======== Material to process

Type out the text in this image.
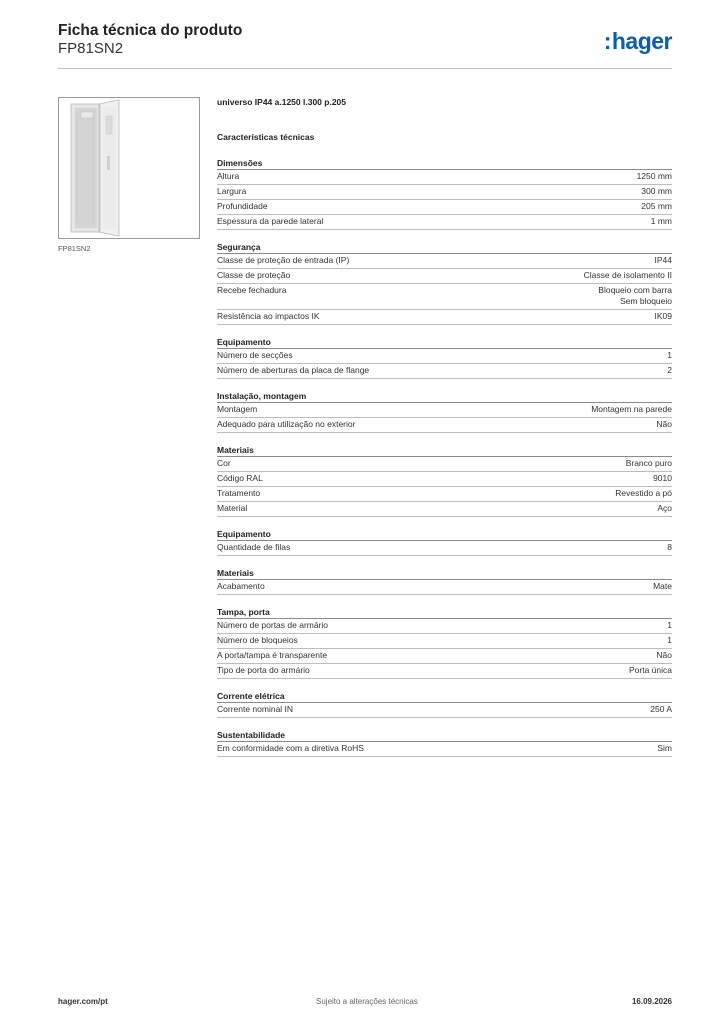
Ficha técnica do produto
FP81SN2	:hager
FP81SN2
universo IP44 a.1250 l.300 p.205
Características técnicas
Dimensões
Altura	1250 mm
Largura	300 mm
Profundidade	205 mm
Espessura da parede lateral	1 mm
Segurança
Classe de proteção de entrada (IP)	IP44
Classe de proteção	Classe de isolamento II
Recebe fechadura	Bloqueio com barra
Sem bloqueio
Resistência ao impactos IK	IK09
Equipamento
Número de secções	1
Número de aberturas da placa de flange	2
Instalação, montagem
Montagem	Montagem na parede
Adequado para utilização no exterior	Não
Materiais
Cor	Branco puro
Código RAL	9010
Tratamento	Revestido a pó
Material	Aço
Equipamento
Quantidade de filas	8
Materiais
Acabamento	Mate
Tampa, porta
Número de portas de armário	1
Número de bloqueios	1
A porta/tampa é transparente	Não
Tipo de porta do armário	Porta única
Corrente elétrica
Corrente nominal IN	250 A
Sustentabilidade
Em conformidade com a diretiva RoHS	Sim
hager.com/pt	Sujeito a alterações técnicas	16.09.2026
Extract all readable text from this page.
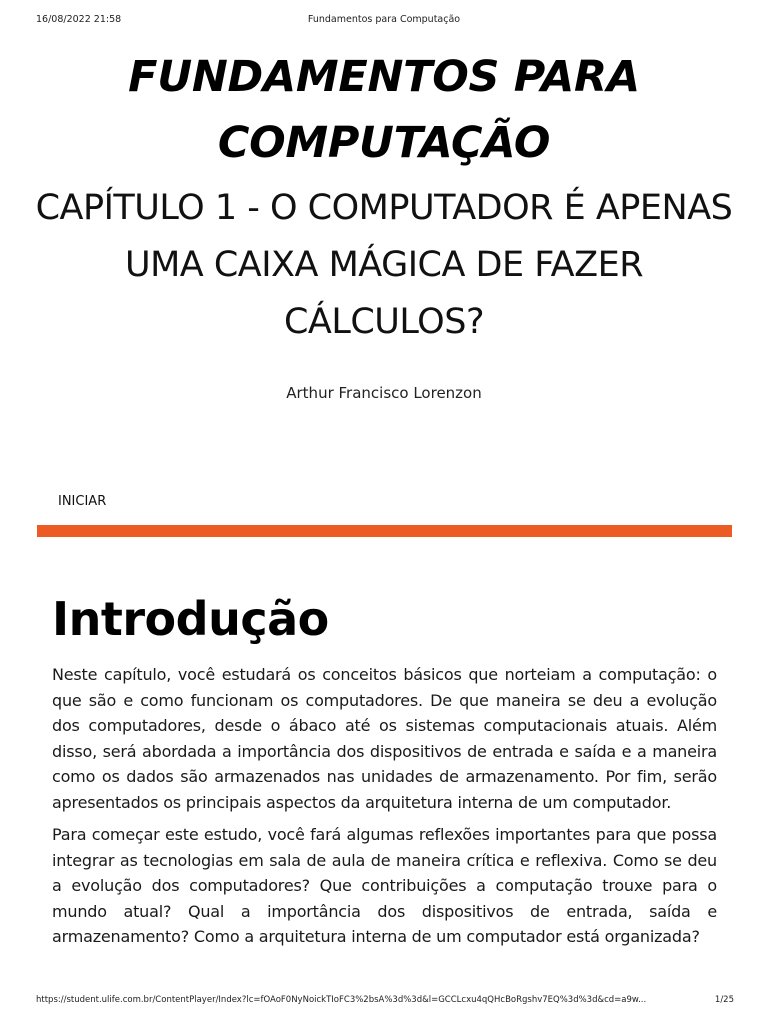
16/08/2022 21:58	Fundamentos para Computação
FUNDAMENTOS PARA COMPUTAÇÃO
CAPÍTULO 1 - O COMPUTADOR É APENAS UMA CAIXA MÁGICA DE FAZER CÁLCULOS?
Arthur Francisco Lorenzon
INICIAR
Introdução

Neste capítulo, você estudará os conceitos básicos que norteiam a computação: o que são e como funcionam os computadores. De que maneira se deu a evolução dos computadores, desde o ábaco até os sistemas computacionais atuais. Além disso, será abordada a importância dos dispositivos de entrada e saída e a maneira como os dados são armazenados nas unidades de armazenamento. Por fim, serão apresentados os principais aspectos da arquitetura interna de um computador.

Para começar este estudo, você fará algumas reflexões importantes para que possa integrar as tecnologias em sala de aula de maneira crítica e reflexiva. Como se deu a evolução dos computadores? Que contribuições a computação trouxe para o mundo atual? Qual a importância dos dispositivos de entrada, saída e armazenamento? Como a arquitetura interna de um computador está organizada?

https://student.ulife.com.br/ContentPlayer/Index?lc=fOAoF0NyNoickTIoFC3%2bsA%3d%3d&l=GCCLcxu4qQHcBoRgshv7EQ%3d%3d&cd=a9w...	1/25
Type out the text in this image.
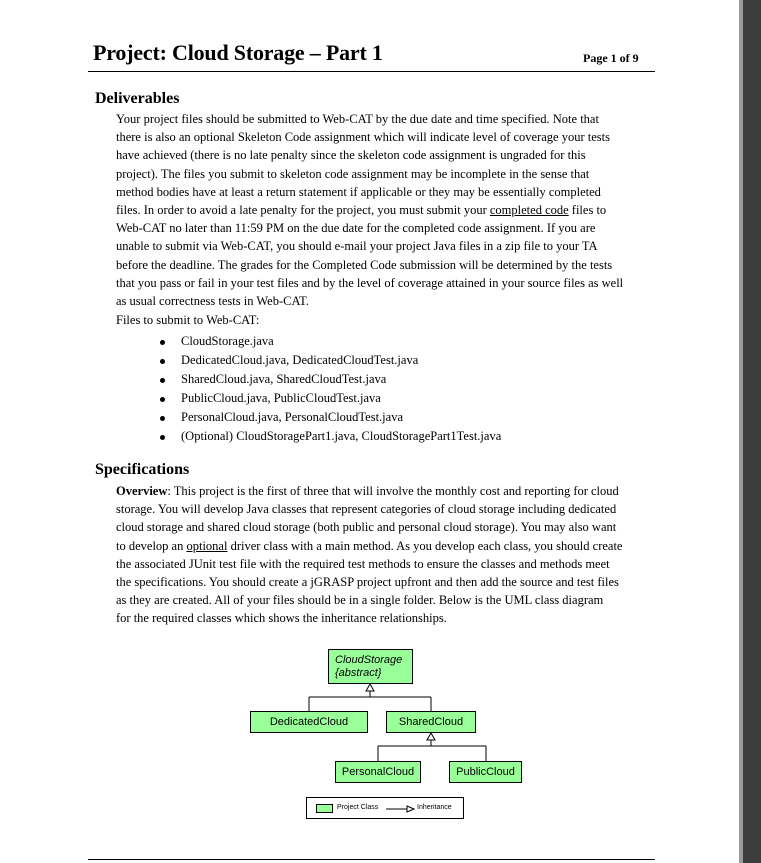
Project: Cloud Storage – Part 1	Page 1 of 9
Deliverables

Your project files should be submitted to Web-CAT by the due date and time specified. Note that

there is also an optional Skeleton Code assignment which will indicate level of coverage your tests

have achieved (there is no late penalty since the skeleton code assignment is ungraded for this

project). The files you submit to skeleton code assignment may be incomplete in the sense that

method bodies have at least a return statement if applicable or they may be essentially completed

files. In order to avoid a late penalty for the project, you must submit your completed code files to

Web-CAT no later than 11:59 PM on the due date for the completed code assignment. If you are

unable to submit via Web-CAT, you should e-mail your project Java files in a zip file to your TA

before the deadline. The grades for the Completed Code submission will be determined by the tests

that you pass or fail in your test files and by the level of coverage attained in your source files as well

as usual correctness tests in Web-CAT.

Files to submit to Web-CAT:
CloudStorage.java
DedicatedCloud.java, DedicatedCloudTest.java
SharedCloud.java, SharedCloudTest.java
PublicCloud.java, PublicCloudTest.java
PersonalCloud.java, PersonalCloudTest.java
(Optional) CloudStoragePart1.java, CloudStoragePart1Test.java
Specifications

Overview: This project is the first of three that will involve the monthly cost and reporting for cloud

storage. You will develop Java classes that represent categories of cloud storage including dedicated

cloud storage and shared cloud storage (both public and personal cloud storage). You may also want

to develop an optional driver class with a main method. As you develop each class, you should create

the associated JUnit test file with the required test methods to ensure the classes and methods meet

the specifications. You should create a jGRASP project upfront and then add the source and test files

as they are created. All of your files should be in a single folder. Below is the UML class diagram

for the required classes which shows the inheritance relationships.

CloudStorage
{abstract}
DedicatedCloud	SharedCloud
PersonalCloud	PublicCloud
Project Class	Inheritance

================

Only the number is wanted: how many lines in the data include the word "SharedCloud"?

2